- EXERCISE DIRECTIONS -
Give the number of lines in this listing that contain "date", with no other words.

Data records:
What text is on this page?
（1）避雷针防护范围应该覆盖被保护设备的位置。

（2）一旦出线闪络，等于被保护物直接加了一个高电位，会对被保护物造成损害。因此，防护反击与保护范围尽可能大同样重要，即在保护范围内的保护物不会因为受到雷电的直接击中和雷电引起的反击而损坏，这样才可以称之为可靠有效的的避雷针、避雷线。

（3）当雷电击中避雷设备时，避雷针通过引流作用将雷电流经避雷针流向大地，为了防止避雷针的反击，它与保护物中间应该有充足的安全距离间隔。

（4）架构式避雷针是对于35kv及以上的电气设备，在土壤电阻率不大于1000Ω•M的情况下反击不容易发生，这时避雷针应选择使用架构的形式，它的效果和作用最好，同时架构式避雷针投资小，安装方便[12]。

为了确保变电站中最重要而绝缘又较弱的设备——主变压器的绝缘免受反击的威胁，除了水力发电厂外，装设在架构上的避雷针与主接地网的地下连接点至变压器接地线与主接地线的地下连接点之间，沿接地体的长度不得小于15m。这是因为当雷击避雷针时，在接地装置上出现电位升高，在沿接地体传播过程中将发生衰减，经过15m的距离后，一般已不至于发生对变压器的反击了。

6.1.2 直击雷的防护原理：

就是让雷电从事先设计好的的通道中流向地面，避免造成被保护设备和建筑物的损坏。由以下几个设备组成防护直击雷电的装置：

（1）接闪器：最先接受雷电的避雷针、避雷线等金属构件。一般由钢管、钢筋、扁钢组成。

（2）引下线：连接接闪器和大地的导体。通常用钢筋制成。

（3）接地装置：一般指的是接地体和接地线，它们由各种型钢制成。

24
* * *
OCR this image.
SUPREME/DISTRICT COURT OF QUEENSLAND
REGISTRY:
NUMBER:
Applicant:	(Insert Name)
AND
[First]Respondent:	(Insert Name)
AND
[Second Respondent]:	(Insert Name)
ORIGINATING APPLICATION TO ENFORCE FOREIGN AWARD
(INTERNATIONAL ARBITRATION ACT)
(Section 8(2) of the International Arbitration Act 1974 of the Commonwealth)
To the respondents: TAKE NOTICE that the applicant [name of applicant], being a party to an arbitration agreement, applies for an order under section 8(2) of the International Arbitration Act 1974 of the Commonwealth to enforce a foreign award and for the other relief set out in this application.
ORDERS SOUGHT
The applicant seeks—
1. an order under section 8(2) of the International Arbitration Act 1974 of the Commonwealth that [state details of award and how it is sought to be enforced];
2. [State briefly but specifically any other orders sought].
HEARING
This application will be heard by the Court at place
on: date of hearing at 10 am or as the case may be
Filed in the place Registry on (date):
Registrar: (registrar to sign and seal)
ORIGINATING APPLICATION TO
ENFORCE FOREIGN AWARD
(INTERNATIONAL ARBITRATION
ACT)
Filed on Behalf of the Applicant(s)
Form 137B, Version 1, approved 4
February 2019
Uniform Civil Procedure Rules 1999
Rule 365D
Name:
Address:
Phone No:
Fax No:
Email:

- RESPONSE FOR THIS EXERCISE -
2